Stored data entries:

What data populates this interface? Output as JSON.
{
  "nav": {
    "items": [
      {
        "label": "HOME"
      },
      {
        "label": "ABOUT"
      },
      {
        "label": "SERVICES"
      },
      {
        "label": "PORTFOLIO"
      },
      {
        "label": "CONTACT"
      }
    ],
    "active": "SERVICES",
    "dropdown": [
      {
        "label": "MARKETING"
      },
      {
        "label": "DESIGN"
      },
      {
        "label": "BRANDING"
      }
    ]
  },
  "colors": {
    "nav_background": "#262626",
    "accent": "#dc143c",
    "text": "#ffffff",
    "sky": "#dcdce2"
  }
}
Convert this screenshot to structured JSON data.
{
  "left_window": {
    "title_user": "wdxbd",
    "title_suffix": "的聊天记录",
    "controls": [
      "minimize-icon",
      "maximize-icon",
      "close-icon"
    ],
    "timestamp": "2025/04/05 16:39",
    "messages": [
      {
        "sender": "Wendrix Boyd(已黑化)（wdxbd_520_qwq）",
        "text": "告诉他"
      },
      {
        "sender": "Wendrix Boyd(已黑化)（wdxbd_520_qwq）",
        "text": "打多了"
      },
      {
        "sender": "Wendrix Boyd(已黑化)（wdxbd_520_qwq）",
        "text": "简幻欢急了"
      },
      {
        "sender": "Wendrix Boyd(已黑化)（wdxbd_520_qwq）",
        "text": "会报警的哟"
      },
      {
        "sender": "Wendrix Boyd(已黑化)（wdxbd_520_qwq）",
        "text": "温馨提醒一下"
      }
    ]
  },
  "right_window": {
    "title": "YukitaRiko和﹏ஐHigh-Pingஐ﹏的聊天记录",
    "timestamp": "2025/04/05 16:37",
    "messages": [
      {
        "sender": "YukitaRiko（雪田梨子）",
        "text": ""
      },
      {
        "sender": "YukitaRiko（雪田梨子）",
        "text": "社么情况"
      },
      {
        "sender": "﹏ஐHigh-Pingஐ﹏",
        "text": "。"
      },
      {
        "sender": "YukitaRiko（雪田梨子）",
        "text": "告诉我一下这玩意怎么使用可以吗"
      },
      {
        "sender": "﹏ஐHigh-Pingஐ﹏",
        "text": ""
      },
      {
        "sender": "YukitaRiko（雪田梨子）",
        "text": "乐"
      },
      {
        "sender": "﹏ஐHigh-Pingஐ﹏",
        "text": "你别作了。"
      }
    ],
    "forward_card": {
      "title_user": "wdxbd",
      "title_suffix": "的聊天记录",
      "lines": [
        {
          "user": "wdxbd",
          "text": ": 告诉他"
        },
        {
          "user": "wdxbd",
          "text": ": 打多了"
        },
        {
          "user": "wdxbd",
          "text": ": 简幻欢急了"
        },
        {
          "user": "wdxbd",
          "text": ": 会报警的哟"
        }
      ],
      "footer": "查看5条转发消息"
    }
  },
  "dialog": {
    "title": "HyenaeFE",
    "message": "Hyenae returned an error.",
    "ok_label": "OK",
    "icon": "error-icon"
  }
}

◆ **AIM**: Output each record precisely as given.

◆ **THE SOLUTION**:
What data populates this interface? Output as JSON.
{
  "nav": {
    "items": [
      {
        "label": "HOME"
      },
      {
        "label": "ABOUT"
      },
      {
        "label": "SERVICES"
      },
      {
        "label": "PORTFOLIO"
      },
      {
        "label": "CONTACT"
      }
    ],
    "active": "SERVICES",
    "dropdown": [
      {
        "label": "MARKETING"
      },
      {
        "label": "DESIGN"
      },
      {
        "label": "BRANDING"
      }
    ]
  },
  "colors": {
    "nav_background": "#262626",
    "accent": "#dc143c",
    "text": "#ffffff",
    "sky": "#dcdce2"
  }
}
Convert this screenshot to structured JSON data.
{
  "left_window": {
    "title_user": "wdxbd",
    "title_suffix": "的聊天记录",
    "controls": [
      "minimize-icon",
      "maximize-icon",
      "close-icon"
    ],
    "timestamp": "2025/04/05 16:39",
    "messages": [
      {
        "sender": "Wendrix Boyd(已黑化)（wdxbd_520_qwq）",
        "text": "告诉他"
      },
      {
        "sender": "Wendrix Boyd(已黑化)（wdxbd_520_qwq）",
        "text": "打多了"
      },
      {
        "sender": "Wendrix Boyd(已黑化)（wdxbd_520_qwq）",
        "text": "简幻欢急了"
      },
      {
        "sender": "Wendrix Boyd(已黑化)（wdxbd_520_qwq）",
        "text": "会报警的哟"
      },
      {
        "sender": "Wendrix Boyd(已黑化)（wdxbd_520_qwq）",
        "text": "温馨提醒一下"
      }
    ]
  },
  "right_window": {
    "title": "YukitaRiko和﹏ஐHigh-Pingஐ﹏的聊天记录",
    "timestamp": "2025/04/05 16:37",
    "messages": [
      {
        "sender": "YukitaRiko（雪田梨子）",
        "text": ""
      },
      {
        "sender": "YukitaRiko（雪田梨子）",
        "text": "社么情况"
      },
      {
        "sender": "﹏ஐHigh-Pingஐ﹏",
        "text": "。"
      },
      {
        "sender": "YukitaRiko（雪田梨子）",
        "text": "告诉我一下这玩意怎么使用可以吗"
      },
      {
        "sender": "﹏ஐHigh-Pingஐ﹏",
        "text": ""
      },
      {
        "sender": "YukitaRiko（雪田梨子）",
        "text": "乐"
      },
      {
        "sender": "﹏ஐHigh-Pingஐ﹏",
        "text": "你别作了。"
      }
    ],
    "forward_card": {
      "title_user": "wdxbd",
      "title_suffix": "的聊天记录",
      "lines": [
        {
          "user": "wdxbd",
          "text": ": 告诉他"
        },
        {
          "user": "wdxbd",
          "text": ": 打多了"
        },
        {
          "user": "wdxbd",
          "text": ": 简幻欢急了"
        },
        {
          "user": "wdxbd",
          "text": ": 会报警的哟"
        }
      ],
      "footer": "查看5条转发消息"
    }
  },
  "dialog": {
    "title": "HyenaeFE",
    "message": "Hyenae returned an error.",
    "ok_label": "OK",
    "icon": "error-icon"
  }
}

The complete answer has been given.